Dataset rows:
════════════════════
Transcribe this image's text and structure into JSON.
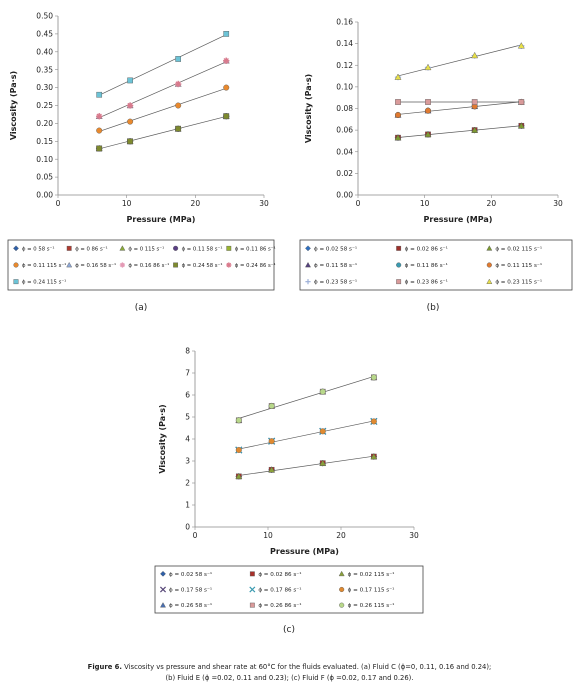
{
  "figure": {
    "caption_bold": "Figure 6.",
    "caption_line1": "Viscosity vs pressure and shear rate at 60°C for the fluids evaluated. (a) Fluid C (ϕ=0, 0.11, 0.16 and 0.24);",
    "caption_line2": "(b) Fluid E (ϕ =0.02, 0.11 and 0.23); (c) Fluid F (ϕ =0.02, 0.17 and 0.26)."
  },
  "chart_data": [
    {
      "id": "a",
      "panel_label": "(a)",
      "type": "scatter",
      "xlabel": "Pressure (MPa)",
      "ylabel": "Viscosity  (Pa·s)",
      "xlim": [
        0,
        30
      ],
      "ylim": [
        0,
        0.5
      ],
      "xticks": [
        "0",
        "10",
        "20",
        "30"
      ],
      "yticks": [
        "0.00",
        "0.05",
        "0.10",
        "0.15",
        "0.20",
        "0.25",
        "0.30",
        "0.35",
        "0.40",
        "0.45",
        "0.50"
      ],
      "trendlines": true,
      "legend_position": "bottom",
      "legend_cols": 5,
      "series": [
        {
          "name": "ϕ = 0    58 s⁻¹",
          "color": "#2e5fa8",
          "marker": "diamond",
          "x": [
            6,
            10.5,
            17.5,
            24.5
          ],
          "y": [
            0.13,
            0.15,
            0.185,
            0.22
          ]
        },
        {
          "name": "ϕ = 0    86 s⁻¹",
          "color": "#b03a30",
          "marker": "square",
          "x": [
            6,
            10.5,
            17.5,
            24.5
          ],
          "y": [
            0.13,
            0.15,
            0.185,
            0.22
          ]
        },
        {
          "name": "ϕ = 0    115 s⁻¹",
          "color": "#8aaa3a",
          "marker": "triangle",
          "x": [
            6,
            10.5,
            17.5,
            24.5
          ],
          "y": [
            0.13,
            0.15,
            0.185,
            0.22
          ]
        },
        {
          "name": "ϕ = 0.11 58 s⁻¹",
          "color": "#5a3f85",
          "marker": "circle",
          "x": [
            6,
            10.5,
            17.5,
            24.5
          ],
          "y": [
            0.13,
            0.15,
            0.185,
            0.22
          ]
        },
        {
          "name": "ϕ = 0.11 86 s⁻¹",
          "color": "#9ab530",
          "marker": "square",
          "x": [
            6,
            10.5,
            17.5,
            24.5
          ],
          "y": [
            0.13,
            0.15,
            0.185,
            0.22
          ]
        },
        {
          "name": "ϕ = 0.11 115 s⁻¹",
          "color": "#e8892e",
          "marker": "circle",
          "x": [
            6,
            10.5,
            17.5,
            24.5
          ],
          "y": [
            0.18,
            0.205,
            0.25,
            0.3
          ]
        },
        {
          "name": "ϕ = 0.16   58 s⁻¹",
          "color": "#8fa9d8",
          "marker": "triangle",
          "x": [
            6,
            10.5,
            17.5,
            24.5
          ],
          "y": [
            0.22,
            0.25,
            0.31,
            0.375
          ]
        },
        {
          "name": "ϕ = 0.16 86 s⁻¹",
          "color": "#e49ab5",
          "marker": "star",
          "x": [
            6,
            10.5,
            17.5,
            24.5
          ],
          "y": [
            0.22,
            0.25,
            0.31,
            0.375
          ]
        },
        {
          "name": "ϕ = 0.24 58 s⁻¹",
          "color": "#7e8a2e",
          "marker": "square",
          "x": [
            6,
            10.5,
            17.5,
            24.5
          ],
          "y": [
            0.13,
            0.15,
            0.185,
            0.22
          ]
        },
        {
          "name": "ϕ = 0.24 86 s⁻¹",
          "color": "#d97a8c",
          "marker": "star",
          "x": [
            6,
            10.5,
            17.5,
            24.5
          ],
          "y": [
            0.22,
            0.25,
            0.31,
            0.375
          ]
        },
        {
          "name": "ϕ = 0.24 115 s⁻¹",
          "color": "#6cc3d6",
          "marker": "square",
          "x": [
            6,
            10.5,
            17.5,
            24.5
          ],
          "y": [
            0.28,
            0.32,
            0.38,
            0.45
          ]
        }
      ]
    },
    {
      "id": "b",
      "panel_label": "(b)",
      "type": "scatter",
      "xlabel": "Pressure (MPa)",
      "ylabel": "Viscosity  (Pa·s)",
      "xlim": [
        0,
        30
      ],
      "ylim": [
        0,
        0.16
      ],
      "xticks": [
        "0",
        "10",
        "20",
        "30"
      ],
      "yticks": [
        "0.00",
        "0.02",
        "0.04",
        "0.06",
        "0.08",
        "0.10",
        "0.12",
        "0.14",
        "0.16"
      ],
      "trendlines": true,
      "legend_position": "bottom",
      "legend_cols": 3,
      "series": [
        {
          "name": "ϕ = 0.02 58 s⁻¹",
          "color": "#2e6fc0",
          "marker": "diamond",
          "x": [
            6,
            10.5,
            17.5,
            24.5
          ],
          "y": [
            0.053,
            0.056,
            0.06,
            0.064
          ]
        },
        {
          "name": "ϕ = 0.02 86 s⁻¹",
          "color": "#9e2f2a",
          "marker": "square",
          "x": [
            6,
            10.5,
            17.5,
            24.5
          ],
          "y": [
            0.053,
            0.056,
            0.06,
            0.064
          ]
        },
        {
          "name": "ϕ = 0.02 115 s⁻¹",
          "color": "#7d9a32",
          "marker": "triangle",
          "x": [
            6,
            10.5,
            17.5,
            24.5
          ],
          "y": [
            0.053,
            0.056,
            0.06,
            0.064
          ]
        },
        {
          "name": "ϕ = 0.11 58 s⁻¹",
          "color": "#54407e",
          "marker": "triangle",
          "x": [
            6,
            10.5,
            17.5,
            24.5
          ],
          "y": [
            0.074,
            0.078,
            0.082,
            0.086
          ]
        },
        {
          "name": "ϕ = 0.11 86 s⁻¹",
          "color": "#3a9ab0",
          "marker": "circle",
          "x": [
            6,
            10.5,
            17.5,
            24.5
          ],
          "y": [
            0.074,
            0.078,
            0.082,
            0.086
          ]
        },
        {
          "name": "ϕ = 0.11 115 s⁻¹",
          "color": "#e07a30",
          "marker": "circle",
          "x": [
            6,
            10.5,
            17.5,
            24.5
          ],
          "y": [
            0.074,
            0.078,
            0.082,
            0.086
          ]
        },
        {
          "name": "ϕ = 0.23 58 s⁻¹",
          "color": "#9db0d8",
          "marker": "plus",
          "x": [
            6,
            10.5,
            17.5,
            24.5
          ],
          "y": [
            0.109,
            0.118,
            0.129,
            0.138
          ]
        },
        {
          "name": "ϕ = 0.23 86 s⁻¹",
          "color": "#d99a9a",
          "marker": "square",
          "x": [
            6,
            10.5,
            17.5,
            24.5
          ],
          "y": [
            0.086,
            0.086,
            0.086,
            0.086
          ]
        },
        {
          "name": "ϕ = 0.23 115 s⁻¹",
          "color": "#e8e04a",
          "marker": "triangle",
          "x": [
            6,
            10.5,
            17.5,
            24.5
          ],
          "y": [
            0.109,
            0.118,
            0.129,
            0.138
          ]
        }
      ]
    },
    {
      "id": "c",
      "panel_label": "(c)",
      "type": "scatter",
      "xlabel": "Pressure (MPa)",
      "ylabel": "Viscosity  (Pa·s)",
      "xlim": [
        0,
        30
      ],
      "ylim": [
        0,
        8
      ],
      "xticks": [
        "0",
        "10",
        "20",
        "30"
      ],
      "yticks": [
        "0",
        "1",
        "2",
        "3",
        "4",
        "5",
        "6",
        "7",
        "8"
      ],
      "trendlines": true,
      "legend_position": "bottom",
      "legend_cols": 3,
      "series": [
        {
          "name": "ϕ = 0.02 58 s⁻¹",
          "color": "#2e5fa8",
          "marker": "diamond",
          "x": [
            6,
            10.5,
            17.5,
            24.5
          ],
          "y": [
            2.3,
            2.6,
            2.9,
            3.2
          ]
        },
        {
          "name": "ϕ = 0.02 86 s⁻¹",
          "color": "#a8302a",
          "marker": "square",
          "x": [
            6,
            10.5,
            17.5,
            24.5
          ],
          "y": [
            2.3,
            2.6,
            2.9,
            3.2
          ]
        },
        {
          "name": "ϕ = 0.02 115 s⁻¹",
          "color": "#8aa03a",
          "marker": "triangle",
          "x": [
            6,
            10.5,
            17.5,
            24.5
          ],
          "y": [
            2.3,
            2.6,
            2.9,
            3.2
          ]
        },
        {
          "name": "ϕ = 0.17 58 s⁻¹",
          "color": "#5a4a7a",
          "marker": "x",
          "x": [
            6,
            10.5,
            17.5,
            24.5
          ],
          "y": [
            3.5,
            3.9,
            4.35,
            4.8
          ]
        },
        {
          "name": "ϕ = 0.17 86 s⁻¹",
          "color": "#3a9ab0",
          "marker": "x",
          "x": [
            6,
            10.5,
            17.5,
            24.5
          ],
          "y": [
            3.5,
            3.9,
            4.35,
            4.8
          ]
        },
        {
          "name": "ϕ = 0.17 115 s⁻¹",
          "color": "#e08a30",
          "marker": "circle",
          "x": [
            6,
            10.5,
            17.5,
            24.5
          ],
          "y": [
            3.5,
            3.9,
            4.35,
            4.8
          ]
        },
        {
          "name": "ϕ = 0.26 58 s⁻¹",
          "color": "#4a6fb0",
          "marker": "triangle",
          "x": [
            6,
            10.5,
            17.5,
            24.5
          ],
          "y": [
            4.85,
            5.5,
            6.15,
            6.8
          ]
        },
        {
          "name": "ϕ = 0.26 86 s⁻¹",
          "color": "#d99a9a",
          "marker": "square",
          "x": [
            6,
            10.5,
            17.5,
            24.5
          ],
          "y": [
            4.85,
            5.5,
            6.15,
            6.8
          ]
        },
        {
          "name": "ϕ = 0.26 115 s⁻¹",
          "color": "#b8d88a",
          "marker": "circle",
          "x": [
            6,
            10.5,
            17.5,
            24.5
          ],
          "y": [
            4.85,
            5.5,
            6.15,
            6.8
          ]
        }
      ]
    }
  ]
}
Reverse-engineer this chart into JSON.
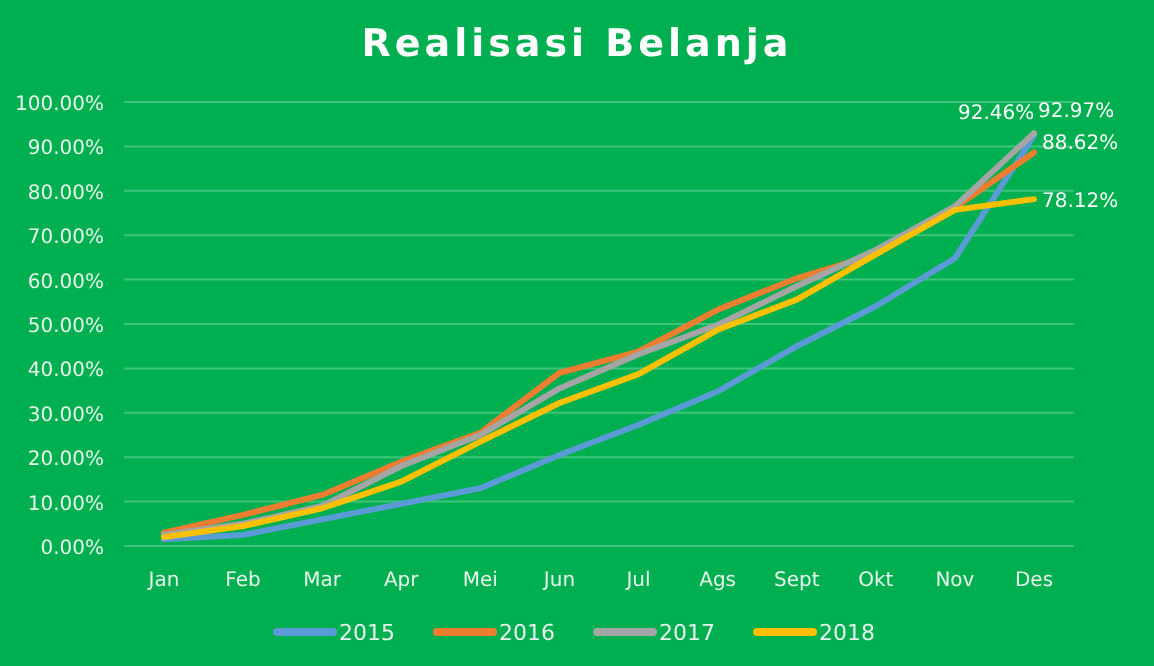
════════════════════
Your answer should be a single number: the count of lines in the listing that contain the word "Fluid".

2